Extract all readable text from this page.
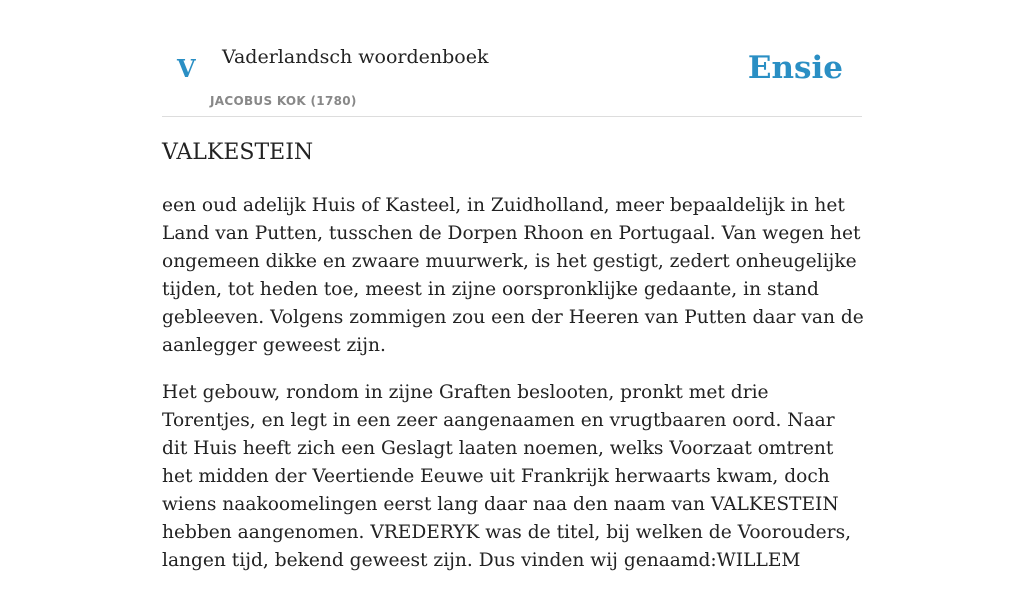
V Vaderlandsch woordenboek
JACOBUS KOK (1780)
Ensie
VALKESTEIN

een oud adelijk Huis of Kasteel, in Zuidholland, meer bepaaldelijk in het Land van Putten, tusschen de Dorpen Rhoon en Portugaal. Van wegen het ongemeen dikke en zwaare muurwerk, is het gestigt, zedert onheugelijke tijden, tot heden toe, meest in zijne oorspronklijke gedaante, in stand gebleeven. Volgens zommigen zou een der Heeren van Putten daar van de aanlegger geweest zijn.

Het gebouw, rondom in zijne Graften beslooten, pronkt met drie Torentjes, en legt in een zeer aangenaamen en vrugtbaaren oord. Naar dit Huis heeft zich een Geslagt laaten noemen, welks Voorzaat omtrent het midden der Veertiende Eeuwe uit Frankrijk herwaarts kwam, doch wiens naakoomelingen eerst lang daar naa den naam van VALKESTEIN hebben aangenomen. VREDERYK was de titel, bij welken de Voorouders, langen tijd, bekend geweest zijn. Dus vinden wij genaamd:WILLEM
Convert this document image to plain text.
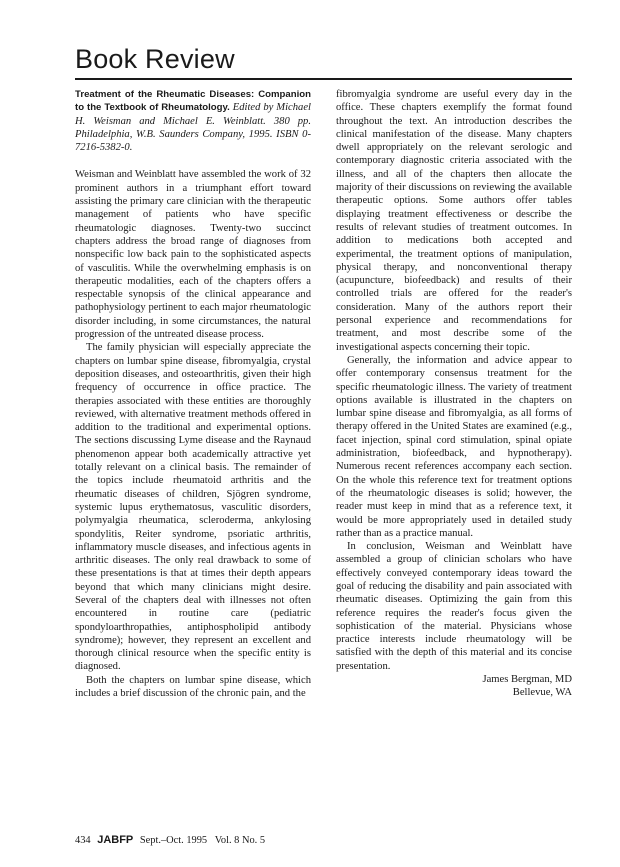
Book Review

Treatment of the Rheumatic Diseases: Companion to the Textbook of Rheumatology. Edited by Michael H. Weisman and Michael E. Weinblatt. 380 pp. Philadelphia, W.B. Saunders Company, 1995. ISBN 0-7216-5382-0.

Weisman and Weinblatt have assembled the work of 32 prominent authors in a triumphant effort toward assisting the primary care clinician with the therapeutic management of patients who have specific rheumatologic diagnoses. Twenty-two succinct chapters address the broad range of diagnoses from nonspecific low back pain to the sophisticated aspects of vasculitis. While the overwhelming emphasis is on therapeutic modalities, each of the chapters offers a respectable synopsis of the clinical appearance and pathophysiology pertinent to each major rheumatologic disorder including, in some circumstances, the natural progression of the untreated disease process.

The family physician will especially appreciate the chapters on lumbar spine disease, fibromyalgia, crystal deposition diseases, and osteoarthritis, given their high frequency of occurrence in office practice. The therapies associated with these entities are thoroughly reviewed, with alternative treatment methods offered in addition to the traditional and experimental options. The sections discussing Lyme disease and the Raynaud phenomenon appear both academically attractive yet totally relevant on a clinical basis. The remainder of the topics include rheumatoid arthritis and the rheumatic diseases of children, Sjögren syndrome, systemic lupus erythematosus, vasculitic disorders, polymyalgia rheumatica, scleroderma, ankylosing spondylitis, Reiter syndrome, psoriatic arthritis, inflammatory muscle diseases, and infectious agents in arthritic diseases. The only real drawback to some of these presentations is that at times their depth appears beyond that which many clinicians might desire. Several of the chapters deal with illnesses not often encountered in routine care (pediatric spondyloarthropathies, antiphospholipid antibody syndrome); however, they represent an excellent and thorough clinical resource when the specific entity is diagnosed.

Both the chapters on lumbar spine disease, which includes a brief discussion of the chronic pain, and the

fibromyalgia syndrome are useful every day in the office. These chapters exemplify the format found throughout the text. An introduction describes the clinical manifestation of the disease. Many chapters dwell appropriately on the relevant serologic and contemporary diagnostic criteria associated with the illness, and all of the chapters then allocate the majority of their discussions on reviewing the available therapeutic options. Some authors offer tables displaying treatment effectiveness or describe the results of relevant studies of treatment outcomes. In addition to medications both accepted and experimental, the treatment options of manipulation, physical therapy, and nonconventional therapy (acupuncture, biofeedback) and results of their controlled trials are offered for the reader's consideration. Many of the authors report their personal experience and recommendations for treatment, and most describe some of the investigational aspects concerning their topic.

Generally, the information and advice appear to offer contemporary consensus treatment for the specific rheumatologic illness. The variety of treatment options available is illustrated in the chapters on lumbar spine disease and fibromyalgia, as all forms of therapy offered in the United States are examined (e.g., facet injection, spinal cord stimulation, spinal opiate administration, biofeedback, and hypnotherapy). Numerous recent references accompany each section. On the whole this reference text for treatment options of the rheumatologic diseases is solid; however, the reader must keep in mind that as a reference text, it would be more appropriately used in detailed study rather than as a practice manual.

In conclusion, Weisman and Weinblatt have assembled a group of clinician scholars who have effectively conveyed contemporary ideas toward the goal of reducing the disability and pain associated with rheumatic diseases. Optimizing the gain from this reference requires the reader's focus given the sophistication of the material. Physicians whose practice interests include rheumatology will be satisfied with the depth of this material and its concise presentation.

James Bergman, MD

Bellevue, WA

434 JABFP Sept.–Oct. 1995 Vol. 8 No. 5
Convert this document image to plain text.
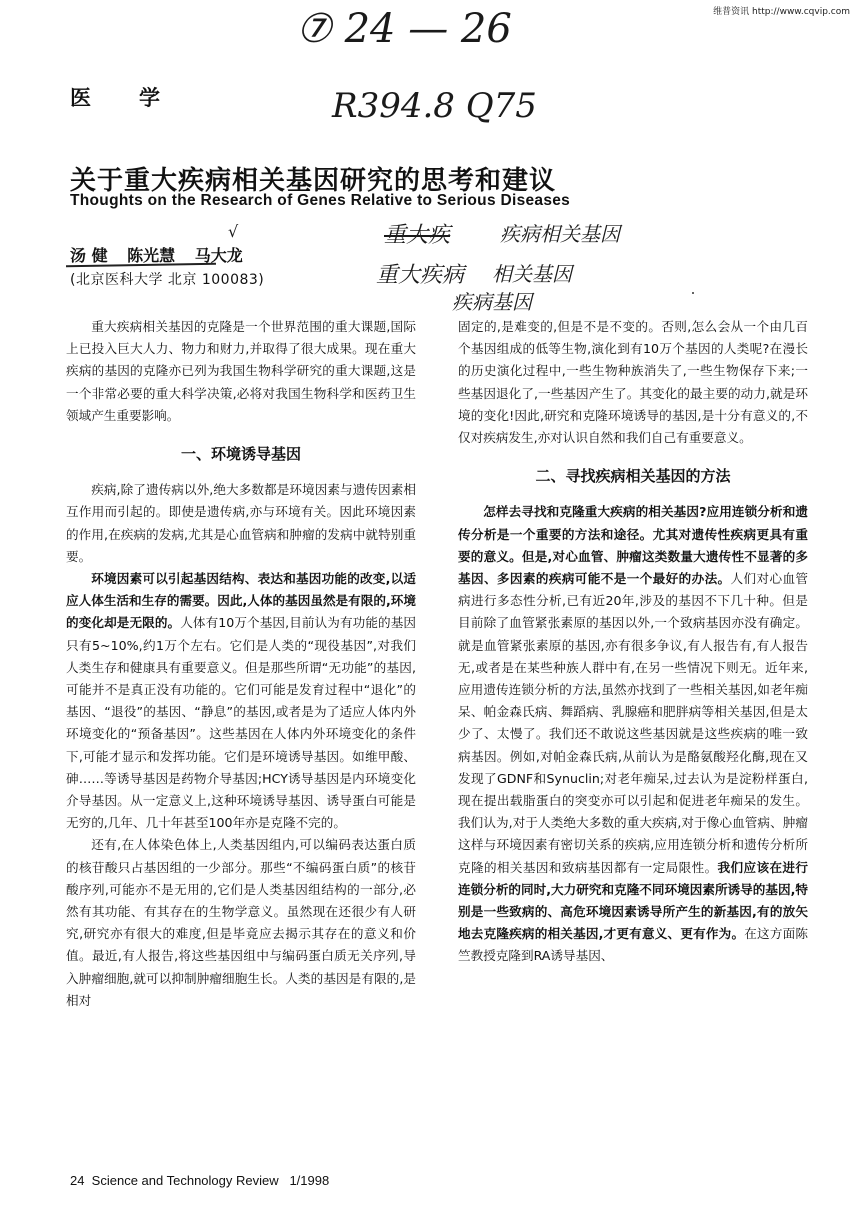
维普资讯 http://www.cqvip.com
⑦ 24 — 26
R394.8 Q75
√	重大疾 疾病相关基因
重大疾病 相关基因
疾病基因
医学
关于重大疾病相关基因研究的思考和建议
Thoughts on the Research of Genes Relative to Serious Diseases
汤 健 陈光慧 马大龙
(北京医科大学 北京 100083)

重大疾病相关基因的克隆是一个世界范围的重大课题,国际上已投入巨大人力、物力和财力,并取得了很大成果。现在重大疾病的基因的克隆亦已列为我国生物科学研究的重大课题,这是一个非常必要的重大科学决策,必将对我国生物科学和医药卫生领域产生重要影响。

一、环境诱导基因

疾病,除了遗传病以外,绝大多数都是环境因素与遗传因素相互作用而引起的。即使是遗传病,亦与环境有关。因此环境因素的作用,在疾病的发病,尤其是心血管病和肿瘤的发病中就特别重要。

环境因素可以引起基因结构、表达和基因功能的改变,以适应人体生活和生存的需要。因此,人体的基因虽然是有限的,环境的变化却是无限的。人体有10万个基因,目前认为有功能的基因只有5~10%,约1万个左右。它们是人类的“现役基因”,对我们人类生存和健康具有重要意义。但是那些所谓“无功能”的基因,可能并不是真正没有功能的。它们可能是发育过程中“退化”的基因、“退役”的基因、“静息”的基因,或者是为了适应人体内外环境变化的“预备基因”。这些基因在人体内外环境变化的条件下,可能才显示和发挥功能。它们是环境诱导基因。如维甲酸、砷……等诱导基因是药物介导基因;HCY诱导基因是内环境变化介导基因。从一定意义上,这种环境诱导基因、诱导蛋白可能是无穷的,几年、几十年甚至100年亦是克隆不完的。

还有,在人体染色体上,人类基因组内,可以编码表达蛋白质的核苷酸只占基因组的一少部分。那些“不编码蛋白质”的核苷酸序列,可能亦不是无用的,它们是人类基因组结构的一部分,必然有其功能、有其存在的生物学意义。虽然现在还很少有人研究,研究亦有很大的难度,但是毕竟应去揭示其存在的意义和价值。最近,有人报告,将这些基因组中与编码蛋白质无关序列,导入肿瘤细胞,就可以抑制肿瘤细胞生长。人类的基因是有限的,是相对

固定的,是难变的,但是不是不变的。否则,怎么会从一个由几百个基因组成的低等生物,演化到有10万个基因的人类呢?在漫长的历史演化过程中,一些生物种族消失了,一些生物保存下来;一些基因退化了,一些基因产生了。其变化的最主要的动力,就是环境的变化!因此,研究和克隆环境诱导的基因,是十分有意义的,不仅对疾病发生,亦对认识自然和我们自己有重要意义。

二、寻找疾病相关基因的方法

怎样去寻找和克隆重大疾病的相关基因?应用连锁分析和遗传分析是一个重要的方法和途径。尤其对遗传性疾病更具有重要的意义。但是,对心血管、肿瘤这类数量大遗传性不显著的多基因、多因素的疾病可能不是一个最好的办法。人们对心血管病进行多态性分析,已有近20年,涉及的基因不下几十种。但是目前除了血管紧张素原的基因以外,一个致病基因亦没有确定。就是血管紧张素原的基因,亦有很多争议,有人报告有,有人报告无,或者是在某些种族人群中有,在另一些情况下则无。近年来,应用遗传连锁分析的方法,虽然亦找到了一些相关基因,如老年痴呆、帕金森氏病、舞蹈病、乳腺癌和肥胖病等相关基因,但是太少了、太慢了。我们还不敢说这些基因就是这些疾病的唯一致病基因。例如,对帕金森氏病,从前认为是酪氨酸羟化酶,现在又发现了GDNF和Synuclin;对老年痴呆,过去认为是淀粉样蛋白,现在提出载脂蛋白的突变亦可以引起和促进老年痴呆的发生。我们认为,对于人类绝大多数的重大疾病,对于像心血管病、肿瘤这样与环境因素有密切关系的疾病,应用连锁分析和遗传分析所克隆的相关基因和致病基因都有一定局限性。我们应该在进行连锁分析的同时,大力研究和克隆不同环境因素所诱导的基因,特别是一些致病的、高危环境因素诱导所产生的新基因,有的放矢地去克隆疾病的相关基因,才更有意义、更有作为。在这方面陈竺教授克隆到RA诱导基因、

24  Science and Technology Review   1/1998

* [Prompt]: Say the number of data lines holding "VALKESTEIN", without any other words.

* [Solution for this task]: 2